■ TASK BRIEF:
Identify every line containing the word "randomly" and reproduce each one.

(Saved entries)
^^^^

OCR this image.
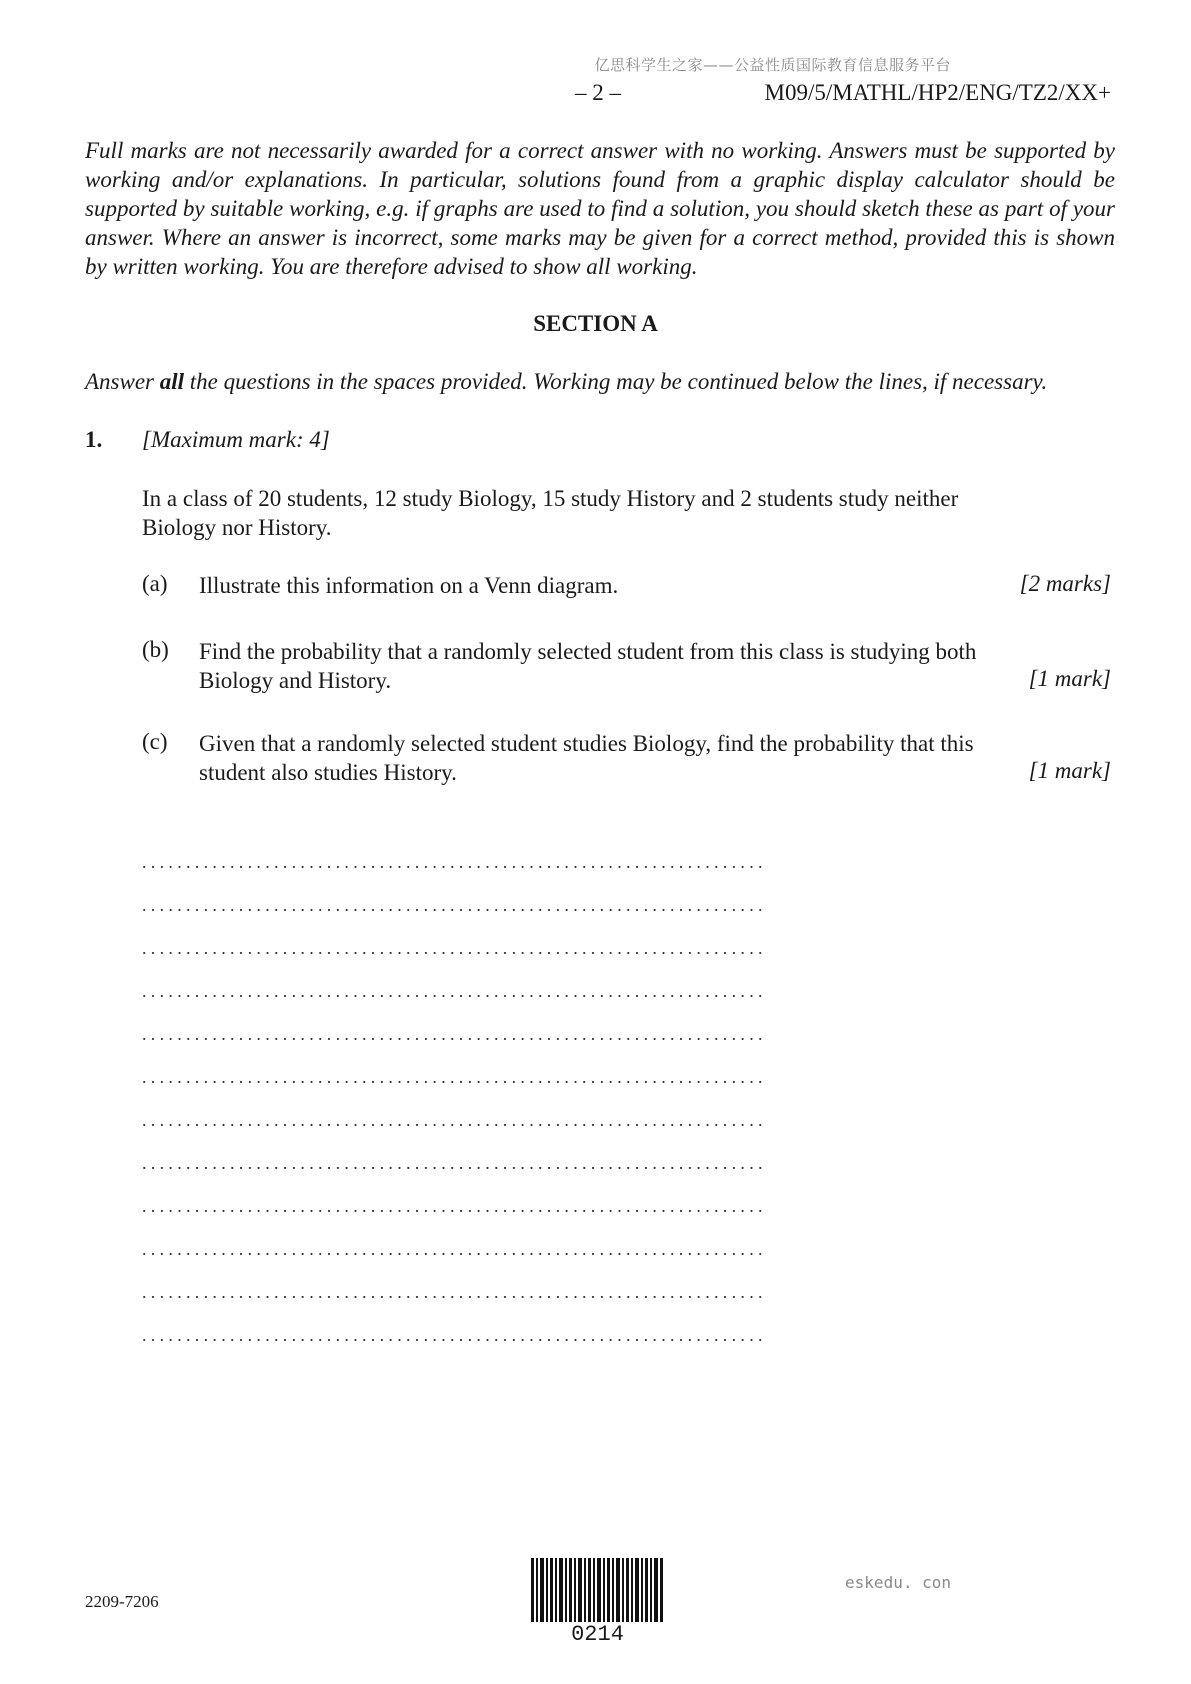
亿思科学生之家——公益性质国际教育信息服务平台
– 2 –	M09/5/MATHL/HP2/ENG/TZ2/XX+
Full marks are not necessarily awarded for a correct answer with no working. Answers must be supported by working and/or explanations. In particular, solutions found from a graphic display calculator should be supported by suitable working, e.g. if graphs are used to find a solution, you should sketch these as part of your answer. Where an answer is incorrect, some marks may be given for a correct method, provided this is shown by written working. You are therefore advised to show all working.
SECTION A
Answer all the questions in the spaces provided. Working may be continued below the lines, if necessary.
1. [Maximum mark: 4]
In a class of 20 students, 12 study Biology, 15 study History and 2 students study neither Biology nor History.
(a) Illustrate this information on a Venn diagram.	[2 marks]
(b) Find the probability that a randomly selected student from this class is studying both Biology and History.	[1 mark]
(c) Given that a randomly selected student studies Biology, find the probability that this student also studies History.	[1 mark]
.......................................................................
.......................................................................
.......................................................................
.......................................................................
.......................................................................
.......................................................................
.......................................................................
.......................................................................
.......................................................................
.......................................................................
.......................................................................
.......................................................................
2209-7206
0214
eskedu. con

^^^^

■ RESPONSE FOR THIS EXERCISE:
(b) Find the probability that a randomly selected student from this class is studying both Biology and History.	[1 mark]
(c) Given that a randomly selected student studies Biology, find the probability that this student also studies History.	[1 mark]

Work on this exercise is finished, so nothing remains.